## Brief
Wherever a line in the data below holds "Gain", copy that line.

......

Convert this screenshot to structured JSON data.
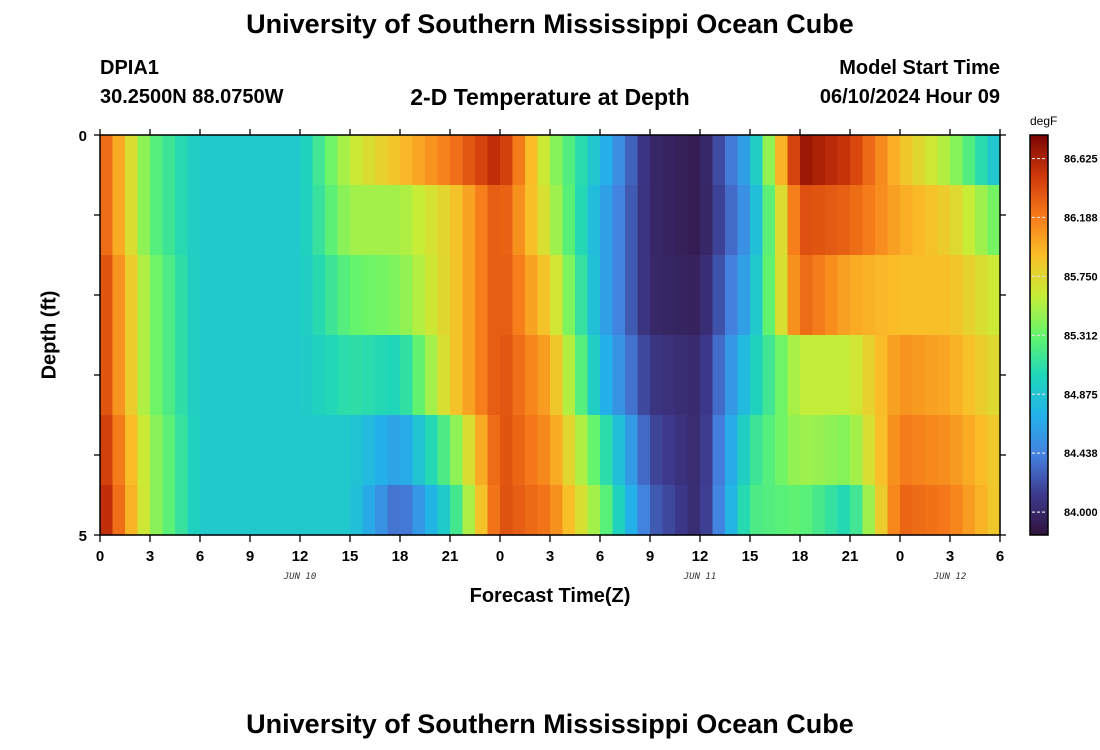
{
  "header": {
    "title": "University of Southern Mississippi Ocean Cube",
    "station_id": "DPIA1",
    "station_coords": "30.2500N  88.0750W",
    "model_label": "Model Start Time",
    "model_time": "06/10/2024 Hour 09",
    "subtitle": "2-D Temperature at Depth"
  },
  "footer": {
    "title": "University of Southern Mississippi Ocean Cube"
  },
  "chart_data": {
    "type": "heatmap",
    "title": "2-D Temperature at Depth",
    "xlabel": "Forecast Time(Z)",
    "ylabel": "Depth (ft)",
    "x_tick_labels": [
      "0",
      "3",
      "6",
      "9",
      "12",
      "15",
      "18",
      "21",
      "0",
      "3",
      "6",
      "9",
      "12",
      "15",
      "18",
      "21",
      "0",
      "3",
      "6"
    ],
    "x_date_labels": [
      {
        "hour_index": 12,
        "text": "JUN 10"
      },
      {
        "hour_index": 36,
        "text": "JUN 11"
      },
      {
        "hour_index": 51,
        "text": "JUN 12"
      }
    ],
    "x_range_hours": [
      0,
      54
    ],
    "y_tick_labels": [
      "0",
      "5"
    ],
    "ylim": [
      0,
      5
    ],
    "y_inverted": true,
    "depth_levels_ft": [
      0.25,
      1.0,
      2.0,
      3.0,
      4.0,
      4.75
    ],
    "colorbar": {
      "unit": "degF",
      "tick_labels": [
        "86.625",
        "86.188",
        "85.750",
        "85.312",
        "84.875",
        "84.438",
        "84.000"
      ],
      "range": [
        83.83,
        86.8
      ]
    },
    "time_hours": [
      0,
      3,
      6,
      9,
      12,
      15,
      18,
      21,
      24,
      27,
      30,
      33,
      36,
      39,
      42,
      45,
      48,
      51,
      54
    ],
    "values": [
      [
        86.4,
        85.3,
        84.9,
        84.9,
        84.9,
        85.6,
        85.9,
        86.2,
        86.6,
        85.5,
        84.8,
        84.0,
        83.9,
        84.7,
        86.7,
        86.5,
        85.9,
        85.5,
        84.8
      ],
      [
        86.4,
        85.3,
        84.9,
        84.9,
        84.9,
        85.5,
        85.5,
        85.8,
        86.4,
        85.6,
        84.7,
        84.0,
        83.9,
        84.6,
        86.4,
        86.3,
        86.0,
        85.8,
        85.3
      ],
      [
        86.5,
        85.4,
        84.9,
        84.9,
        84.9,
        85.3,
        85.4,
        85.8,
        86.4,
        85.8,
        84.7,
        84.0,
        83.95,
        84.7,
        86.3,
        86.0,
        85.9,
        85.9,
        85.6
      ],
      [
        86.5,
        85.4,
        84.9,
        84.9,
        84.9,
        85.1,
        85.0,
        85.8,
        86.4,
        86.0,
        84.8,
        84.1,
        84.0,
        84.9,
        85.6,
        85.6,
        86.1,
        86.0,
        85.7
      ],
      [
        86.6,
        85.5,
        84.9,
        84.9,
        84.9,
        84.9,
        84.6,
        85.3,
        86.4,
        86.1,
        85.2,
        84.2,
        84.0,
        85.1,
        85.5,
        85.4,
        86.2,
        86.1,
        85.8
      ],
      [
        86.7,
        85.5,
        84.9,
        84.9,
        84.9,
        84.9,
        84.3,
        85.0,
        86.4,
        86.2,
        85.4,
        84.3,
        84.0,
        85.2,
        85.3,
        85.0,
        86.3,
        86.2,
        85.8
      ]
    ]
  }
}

......

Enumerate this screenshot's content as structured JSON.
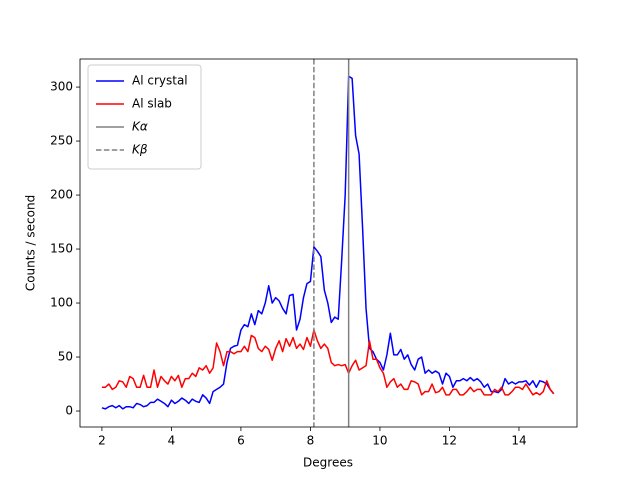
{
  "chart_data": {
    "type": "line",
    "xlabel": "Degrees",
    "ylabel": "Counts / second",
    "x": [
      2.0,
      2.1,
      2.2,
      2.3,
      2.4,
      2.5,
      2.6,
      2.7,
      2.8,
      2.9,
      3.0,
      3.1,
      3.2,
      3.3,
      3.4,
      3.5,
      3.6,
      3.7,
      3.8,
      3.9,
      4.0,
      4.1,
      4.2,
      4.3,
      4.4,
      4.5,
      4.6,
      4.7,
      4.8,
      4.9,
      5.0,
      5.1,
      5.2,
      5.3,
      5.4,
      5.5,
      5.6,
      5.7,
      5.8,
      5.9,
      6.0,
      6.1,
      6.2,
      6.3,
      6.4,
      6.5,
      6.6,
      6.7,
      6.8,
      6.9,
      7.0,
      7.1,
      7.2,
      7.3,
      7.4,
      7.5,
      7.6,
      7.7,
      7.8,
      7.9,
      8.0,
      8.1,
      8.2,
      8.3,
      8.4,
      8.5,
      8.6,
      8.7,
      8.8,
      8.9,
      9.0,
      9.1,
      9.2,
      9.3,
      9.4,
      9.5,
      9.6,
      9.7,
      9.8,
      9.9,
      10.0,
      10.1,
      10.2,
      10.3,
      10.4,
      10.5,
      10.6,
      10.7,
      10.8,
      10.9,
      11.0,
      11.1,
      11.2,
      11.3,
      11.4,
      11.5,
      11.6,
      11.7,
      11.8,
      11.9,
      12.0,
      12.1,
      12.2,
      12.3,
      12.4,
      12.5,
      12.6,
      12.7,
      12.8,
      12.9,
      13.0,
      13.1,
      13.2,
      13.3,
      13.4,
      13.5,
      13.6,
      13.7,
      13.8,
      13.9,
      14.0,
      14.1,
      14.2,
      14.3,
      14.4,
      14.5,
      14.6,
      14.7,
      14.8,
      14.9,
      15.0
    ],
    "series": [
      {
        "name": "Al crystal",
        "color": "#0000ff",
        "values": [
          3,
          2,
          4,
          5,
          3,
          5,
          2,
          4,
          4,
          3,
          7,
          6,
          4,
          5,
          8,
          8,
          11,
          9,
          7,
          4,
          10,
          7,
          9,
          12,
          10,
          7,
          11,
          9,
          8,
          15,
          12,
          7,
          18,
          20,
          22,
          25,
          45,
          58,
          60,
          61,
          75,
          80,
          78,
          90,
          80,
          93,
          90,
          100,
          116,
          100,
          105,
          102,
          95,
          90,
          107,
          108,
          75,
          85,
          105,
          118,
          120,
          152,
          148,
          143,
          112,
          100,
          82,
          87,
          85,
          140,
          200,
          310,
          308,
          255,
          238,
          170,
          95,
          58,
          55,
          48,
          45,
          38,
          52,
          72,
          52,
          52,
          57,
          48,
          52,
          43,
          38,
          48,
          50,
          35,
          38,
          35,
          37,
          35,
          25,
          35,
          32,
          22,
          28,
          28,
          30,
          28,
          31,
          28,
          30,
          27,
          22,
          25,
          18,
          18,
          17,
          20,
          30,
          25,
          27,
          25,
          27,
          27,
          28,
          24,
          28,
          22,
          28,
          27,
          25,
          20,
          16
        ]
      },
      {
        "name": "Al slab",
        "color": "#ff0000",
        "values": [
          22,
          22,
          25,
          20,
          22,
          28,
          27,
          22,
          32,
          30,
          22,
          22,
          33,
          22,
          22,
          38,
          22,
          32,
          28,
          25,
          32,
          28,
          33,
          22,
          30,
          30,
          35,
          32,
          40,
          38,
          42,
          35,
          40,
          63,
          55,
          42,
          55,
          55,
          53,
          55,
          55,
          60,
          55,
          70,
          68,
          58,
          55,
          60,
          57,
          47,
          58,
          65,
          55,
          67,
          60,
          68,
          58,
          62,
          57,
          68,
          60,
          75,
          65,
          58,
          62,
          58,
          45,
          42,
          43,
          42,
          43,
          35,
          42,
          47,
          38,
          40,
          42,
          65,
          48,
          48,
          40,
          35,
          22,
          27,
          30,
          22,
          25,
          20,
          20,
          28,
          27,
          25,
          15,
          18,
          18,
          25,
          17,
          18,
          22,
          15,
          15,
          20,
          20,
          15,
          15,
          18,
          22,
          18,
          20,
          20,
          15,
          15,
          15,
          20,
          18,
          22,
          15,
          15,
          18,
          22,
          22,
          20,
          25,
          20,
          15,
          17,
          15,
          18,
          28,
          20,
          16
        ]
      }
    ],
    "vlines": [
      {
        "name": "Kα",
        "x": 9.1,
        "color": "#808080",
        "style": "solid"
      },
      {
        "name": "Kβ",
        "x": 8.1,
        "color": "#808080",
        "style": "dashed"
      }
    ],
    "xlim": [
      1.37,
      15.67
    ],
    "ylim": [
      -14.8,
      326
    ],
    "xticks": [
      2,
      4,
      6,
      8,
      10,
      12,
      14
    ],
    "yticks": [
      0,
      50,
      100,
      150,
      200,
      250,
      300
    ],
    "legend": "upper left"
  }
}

......

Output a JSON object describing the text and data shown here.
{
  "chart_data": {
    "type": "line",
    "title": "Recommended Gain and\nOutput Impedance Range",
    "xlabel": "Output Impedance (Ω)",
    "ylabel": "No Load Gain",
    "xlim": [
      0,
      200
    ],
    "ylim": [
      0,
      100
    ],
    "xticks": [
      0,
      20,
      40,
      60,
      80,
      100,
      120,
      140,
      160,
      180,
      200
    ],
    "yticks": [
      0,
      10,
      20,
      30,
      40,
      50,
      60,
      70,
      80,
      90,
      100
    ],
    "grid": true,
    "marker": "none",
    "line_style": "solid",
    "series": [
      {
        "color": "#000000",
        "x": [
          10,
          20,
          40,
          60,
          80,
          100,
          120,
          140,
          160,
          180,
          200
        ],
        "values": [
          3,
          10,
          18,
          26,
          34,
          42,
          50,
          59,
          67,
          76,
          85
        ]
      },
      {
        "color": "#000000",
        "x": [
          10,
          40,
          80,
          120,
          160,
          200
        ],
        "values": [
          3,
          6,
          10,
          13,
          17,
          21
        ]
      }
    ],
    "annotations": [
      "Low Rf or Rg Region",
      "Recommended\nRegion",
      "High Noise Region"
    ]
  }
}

......

## Exercise result
    "title": "Recommended Gain and\nOutput Impedance Range",
    "ylabel": "No Load Gain",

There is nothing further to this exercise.